→ Problem to solve: In this exercise, reproduce all the entries that follow exactly.

------------------------------------------------------------

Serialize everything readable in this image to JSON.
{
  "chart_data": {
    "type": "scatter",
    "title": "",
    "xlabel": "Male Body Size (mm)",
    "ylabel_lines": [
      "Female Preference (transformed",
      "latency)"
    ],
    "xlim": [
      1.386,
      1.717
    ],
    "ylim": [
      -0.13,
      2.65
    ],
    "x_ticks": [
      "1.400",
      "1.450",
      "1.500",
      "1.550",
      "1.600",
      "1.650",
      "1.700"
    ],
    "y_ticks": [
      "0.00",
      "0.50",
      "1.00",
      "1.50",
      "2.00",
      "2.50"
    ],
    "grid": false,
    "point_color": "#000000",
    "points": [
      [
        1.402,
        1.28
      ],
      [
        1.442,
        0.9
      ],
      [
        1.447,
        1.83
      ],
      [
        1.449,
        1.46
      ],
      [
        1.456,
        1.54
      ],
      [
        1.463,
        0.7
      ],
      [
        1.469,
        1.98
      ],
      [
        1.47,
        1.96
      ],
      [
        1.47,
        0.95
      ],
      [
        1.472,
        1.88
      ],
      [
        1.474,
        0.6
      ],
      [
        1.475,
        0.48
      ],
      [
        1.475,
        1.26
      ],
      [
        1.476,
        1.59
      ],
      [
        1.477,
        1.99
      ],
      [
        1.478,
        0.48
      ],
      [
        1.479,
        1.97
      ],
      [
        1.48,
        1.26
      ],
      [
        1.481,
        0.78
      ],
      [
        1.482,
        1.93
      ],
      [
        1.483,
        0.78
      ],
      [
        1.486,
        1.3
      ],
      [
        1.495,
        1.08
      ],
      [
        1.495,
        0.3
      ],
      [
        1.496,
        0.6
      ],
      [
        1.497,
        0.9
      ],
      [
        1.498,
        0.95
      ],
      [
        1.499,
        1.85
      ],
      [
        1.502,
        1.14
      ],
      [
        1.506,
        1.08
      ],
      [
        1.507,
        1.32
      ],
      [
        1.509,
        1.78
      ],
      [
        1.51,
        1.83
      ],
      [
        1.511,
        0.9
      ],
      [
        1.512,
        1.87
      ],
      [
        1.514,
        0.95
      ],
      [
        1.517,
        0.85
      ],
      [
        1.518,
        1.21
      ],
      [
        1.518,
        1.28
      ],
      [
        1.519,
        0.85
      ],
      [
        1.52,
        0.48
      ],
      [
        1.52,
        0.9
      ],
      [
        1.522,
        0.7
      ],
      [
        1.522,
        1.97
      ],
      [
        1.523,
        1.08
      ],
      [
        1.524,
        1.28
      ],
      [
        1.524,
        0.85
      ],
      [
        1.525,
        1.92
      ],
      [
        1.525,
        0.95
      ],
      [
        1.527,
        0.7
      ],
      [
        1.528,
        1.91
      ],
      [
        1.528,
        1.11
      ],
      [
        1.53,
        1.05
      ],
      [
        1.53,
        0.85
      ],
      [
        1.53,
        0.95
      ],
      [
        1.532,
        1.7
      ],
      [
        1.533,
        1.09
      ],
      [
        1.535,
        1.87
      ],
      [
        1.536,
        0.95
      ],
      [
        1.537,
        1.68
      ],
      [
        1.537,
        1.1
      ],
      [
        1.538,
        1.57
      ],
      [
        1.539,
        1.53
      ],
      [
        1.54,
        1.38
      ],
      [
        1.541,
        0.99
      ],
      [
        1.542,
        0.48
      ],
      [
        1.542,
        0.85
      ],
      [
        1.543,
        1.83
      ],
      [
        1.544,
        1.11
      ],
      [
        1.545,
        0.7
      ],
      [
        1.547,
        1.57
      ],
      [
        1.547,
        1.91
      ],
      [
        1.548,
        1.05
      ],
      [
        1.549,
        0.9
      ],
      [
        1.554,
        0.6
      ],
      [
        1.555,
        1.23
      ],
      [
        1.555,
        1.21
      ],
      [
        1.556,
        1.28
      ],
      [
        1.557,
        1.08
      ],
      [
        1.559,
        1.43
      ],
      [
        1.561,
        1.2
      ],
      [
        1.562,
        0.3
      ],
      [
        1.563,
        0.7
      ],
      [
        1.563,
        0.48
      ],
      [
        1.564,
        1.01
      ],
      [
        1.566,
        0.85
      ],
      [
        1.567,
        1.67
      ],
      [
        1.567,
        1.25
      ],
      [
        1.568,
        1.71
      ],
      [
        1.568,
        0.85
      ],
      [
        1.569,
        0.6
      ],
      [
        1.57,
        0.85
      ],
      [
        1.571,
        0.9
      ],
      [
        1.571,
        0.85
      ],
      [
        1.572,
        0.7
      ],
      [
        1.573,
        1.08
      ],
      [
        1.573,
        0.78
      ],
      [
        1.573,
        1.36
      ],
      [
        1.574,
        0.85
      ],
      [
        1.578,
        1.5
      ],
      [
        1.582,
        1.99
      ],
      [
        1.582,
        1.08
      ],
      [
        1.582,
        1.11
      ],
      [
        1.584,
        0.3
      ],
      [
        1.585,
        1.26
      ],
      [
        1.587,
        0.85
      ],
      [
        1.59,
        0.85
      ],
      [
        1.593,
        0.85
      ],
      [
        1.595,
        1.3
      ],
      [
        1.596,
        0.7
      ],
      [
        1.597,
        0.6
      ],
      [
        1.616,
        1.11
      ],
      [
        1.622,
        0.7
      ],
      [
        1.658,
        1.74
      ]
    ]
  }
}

------------------------------------------------------------

→ Answer for the task:
Serialize everything readable in this image to JSON.
{
  "chart_data": {
    "type": "scatter",
    "title": "",
    "xlabel": "Male Body Size (mm)",
    "ylabel_lines": [
      "Female Preference (transformed",
      "latency)"
    ],
    "xlim": [
      1.386,
      1.717
    ],
    "ylim": [
      -0.13,
      2.65
    ],
    "x_ticks": [
      "1.400",
      "1.450",
      "1.500",
      "1.550",
      "1.600",
      "1.650",
      "1.700"
    ],
    "y_ticks": [
      "0.00",
      "0.50",
      "1.00",
      "1.50",
      "2.00",
      "2.50"
    ],
    "grid": false,
    "point_color": "#000000",
    "points": [
      [
        1.402,
        1.28
      ],
      [
        1.442,
        0.9
      ],
      [
        1.447,
        1.83
      ],
      [
        1.449,
        1.46
      ],
      [
        1.456,
        1.54
      ],
      [
        1.463,
        0.7
      ],
      [
        1.469,
        1.98
      ],
      [
        1.47,
        1.96
      ],
      [
        1.47,
        0.95
      ],
      [
        1.472,
        1.88
      ],
      [
        1.474,
        0.6
      ],
      [
        1.475,
        0.48
      ],
      [
        1.475,
        1.26
      ],
      [
        1.476,
        1.59
      ],
      [
        1.477,
        1.99
      ],
      [
        1.478,
        0.48
      ],
      [
        1.479,
        1.97
      ],
      [
        1.48,
        1.26
      ],
      [
        1.481,
        0.78
      ],
      [
        1.482,
        1.93
      ],
      [
        1.483,
        0.78
      ],
      [
        1.486,
        1.3
      ],
      [
        1.495,
        1.08
      ],
      [
        1.495,
        0.3
      ],
      [
        1.496,
        0.6
      ],
      [
        1.497,
        0.9
      ],
      [
        1.498,
        0.95
      ],
      [
        1.499,
        1.85
      ],
      [
        1.502,
        1.14
      ],
      [
        1.506,
        1.08
      ],
      [
        1.507,
        1.32
      ],
      [
        1.509,
        1.78
      ],
      [
        1.51,
        1.83
      ],
      [
        1.511,
        0.9
      ],
      [
        1.512,
        1.87
      ],
      [
        1.514,
        0.95
      ],
      [
        1.517,
        0.85
      ],
      [
        1.518,
        1.21
      ],
      [
        1.518,
        1.28
      ],
      [
        1.519,
        0.85
      ],
      [
        1.52,
        0.48
      ],
      [
        1.52,
        0.9
      ],
      [
        1.522,
        0.7
      ],
      [
        1.522,
        1.97
      ],
      [
        1.523,
        1.08
      ],
      [
        1.524,
        1.28
      ],
      [
        1.524,
        0.85
      ],
      [
        1.525,
        1.92
      ],
      [
        1.525,
        0.95
      ],
      [
        1.527,
        0.7
      ],
      [
        1.528,
        1.91
      ],
      [
        1.528,
        1.11
      ],
      [
        1.53,
        1.05
      ],
      [
        1.53,
        0.85
      ],
      [
        1.53,
        0.95
      ],
      [
        1.532,
        1.7
      ],
      [
        1.533,
        1.09
      ],
      [
        1.535,
        1.87
      ],
      [
        1.536,
        0.95
      ],
      [
        1.537,
        1.68
      ],
      [
        1.537,
        1.1
      ],
      [
        1.538,
        1.57
      ],
      [
        1.539,
        1.53
      ],
      [
        1.54,
        1.38
      ],
      [
        1.541,
        0.99
      ],
      [
        1.542,
        0.48
      ],
      [
        1.542,
        0.85
      ],
      [
        1.543,
        1.83
      ],
      [
        1.544,
        1.11
      ],
      [
        1.545,
        0.7
      ],
      [
        1.547,
        1.57
      ],
      [
        1.547,
        1.91
      ],
      [
        1.548,
        1.05
      ],
      [
        1.549,
        0.9
      ],
      [
        1.554,
        0.6
      ],
      [
        1.555,
        1.23
      ],
      [
        1.555,
        1.21
      ],
      [
        1.556,
        1.28
      ],
      [
        1.557,
        1.08
      ],
      [
        1.559,
        1.43
      ],
      [
        1.561,
        1.2
      ],
      [
        1.562,
        0.3
      ],
      [
        1.563,
        0.7
      ],
      [
        1.563,
        0.48
      ],
      [
        1.564,
        1.01
      ],
      [
        1.566,
        0.85
      ],
      [
        1.567,
        1.67
      ],
      [
        1.567,
        1.25
      ],
      [
        1.568,
        1.71
      ],
      [
        1.568,
        0.85
      ],
      [
        1.569,
        0.6
      ],
      [
        1.57,
        0.85
      ],
      [
        1.571,
        0.9
      ],
      [
        1.571,
        0.85
      ],
      [
        1.572,
        0.7
      ],
      [
        1.573,
        1.08
      ],
      [
        1.573,
        0.78
      ],
      [
        1.573,
        1.36
      ],
      [
        1.574,
        0.85
      ],
      [
        1.578,
        1.5
      ],
      [
        1.582,
        1.99
      ],
      [
        1.582,
        1.08
      ],
      [
        1.582,
        1.11
      ],
      [
        1.584,
        0.3
      ],
      [
        1.585,
        1.26
      ],
      [
        1.587,
        0.85
      ],
      [
        1.59,
        0.85
      ],
      [
        1.593,
        0.85
      ],
      [
        1.595,
        1.3
      ],
      [
        1.596,
        0.7
      ],
      [
        1.597,
        0.6
      ],
      [
        1.616,
        1.11
      ],
      [
        1.622,
        0.7
      ],
      [
        1.658,
        1.74
      ]
    ]
  }
}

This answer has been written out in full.